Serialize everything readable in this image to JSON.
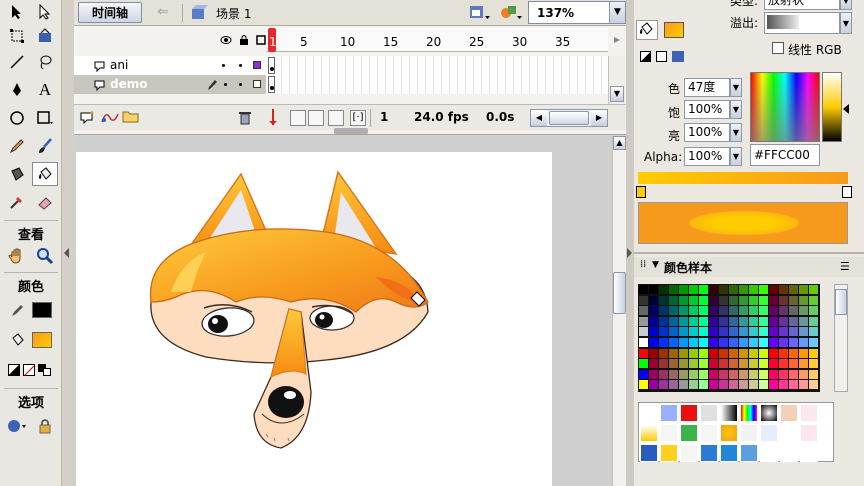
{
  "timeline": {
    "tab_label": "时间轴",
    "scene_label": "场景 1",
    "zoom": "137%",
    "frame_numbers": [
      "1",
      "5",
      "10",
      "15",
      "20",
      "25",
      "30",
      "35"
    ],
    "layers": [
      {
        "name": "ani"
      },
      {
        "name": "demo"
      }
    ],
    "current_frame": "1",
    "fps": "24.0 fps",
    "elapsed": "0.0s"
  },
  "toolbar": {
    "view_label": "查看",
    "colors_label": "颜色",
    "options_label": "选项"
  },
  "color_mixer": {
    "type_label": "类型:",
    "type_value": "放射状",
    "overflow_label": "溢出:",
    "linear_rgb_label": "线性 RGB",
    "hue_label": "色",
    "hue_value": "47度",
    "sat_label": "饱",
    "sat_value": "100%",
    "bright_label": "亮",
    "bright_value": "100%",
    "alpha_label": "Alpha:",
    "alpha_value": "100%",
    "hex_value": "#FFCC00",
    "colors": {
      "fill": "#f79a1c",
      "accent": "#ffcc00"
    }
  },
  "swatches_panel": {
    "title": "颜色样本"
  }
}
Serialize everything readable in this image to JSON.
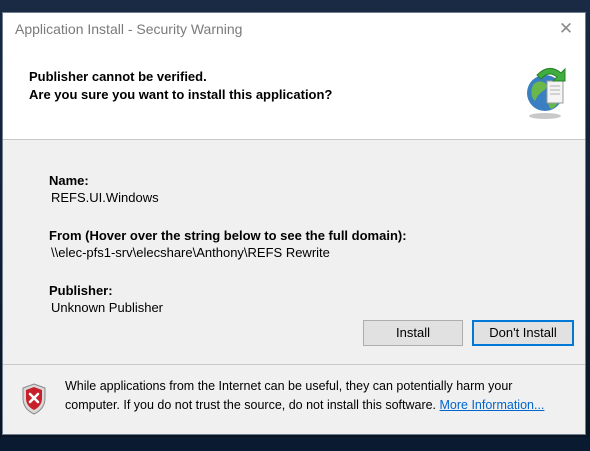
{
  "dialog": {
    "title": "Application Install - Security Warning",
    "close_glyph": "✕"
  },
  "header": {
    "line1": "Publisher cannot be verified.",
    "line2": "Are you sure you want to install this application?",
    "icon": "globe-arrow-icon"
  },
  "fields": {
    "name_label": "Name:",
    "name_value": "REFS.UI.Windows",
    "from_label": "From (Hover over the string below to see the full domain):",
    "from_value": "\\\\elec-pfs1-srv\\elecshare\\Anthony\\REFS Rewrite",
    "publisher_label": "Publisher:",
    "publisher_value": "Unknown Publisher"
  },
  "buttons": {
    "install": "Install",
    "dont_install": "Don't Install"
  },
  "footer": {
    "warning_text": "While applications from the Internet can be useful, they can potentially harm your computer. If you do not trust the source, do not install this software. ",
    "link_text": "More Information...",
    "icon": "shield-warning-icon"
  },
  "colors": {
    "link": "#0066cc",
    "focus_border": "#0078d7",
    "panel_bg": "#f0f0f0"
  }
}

---

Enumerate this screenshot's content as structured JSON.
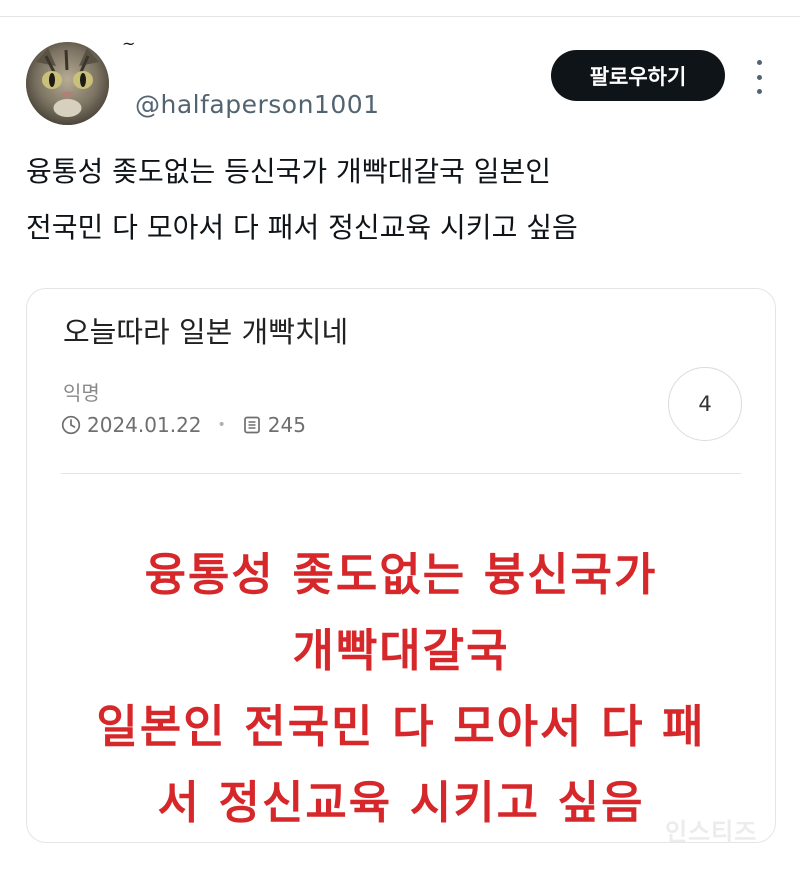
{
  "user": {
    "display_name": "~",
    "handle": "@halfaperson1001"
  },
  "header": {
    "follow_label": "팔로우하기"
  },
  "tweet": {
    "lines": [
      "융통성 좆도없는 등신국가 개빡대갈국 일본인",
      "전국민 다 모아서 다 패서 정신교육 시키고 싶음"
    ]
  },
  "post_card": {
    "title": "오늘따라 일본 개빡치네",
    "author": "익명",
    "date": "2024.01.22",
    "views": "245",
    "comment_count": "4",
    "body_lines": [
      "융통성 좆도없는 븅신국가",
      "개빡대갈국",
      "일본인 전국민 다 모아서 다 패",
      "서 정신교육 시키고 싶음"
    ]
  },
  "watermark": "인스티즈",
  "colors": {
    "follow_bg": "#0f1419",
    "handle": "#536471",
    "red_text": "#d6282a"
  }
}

Task directions | Which lines in the records above contain the string "좆도없는"? Copy each one.

Correct answer |
      "융통성 좆도없는 등신국가 개빡대갈국 일본인",
      "융통성 좆도없는 븅신국가",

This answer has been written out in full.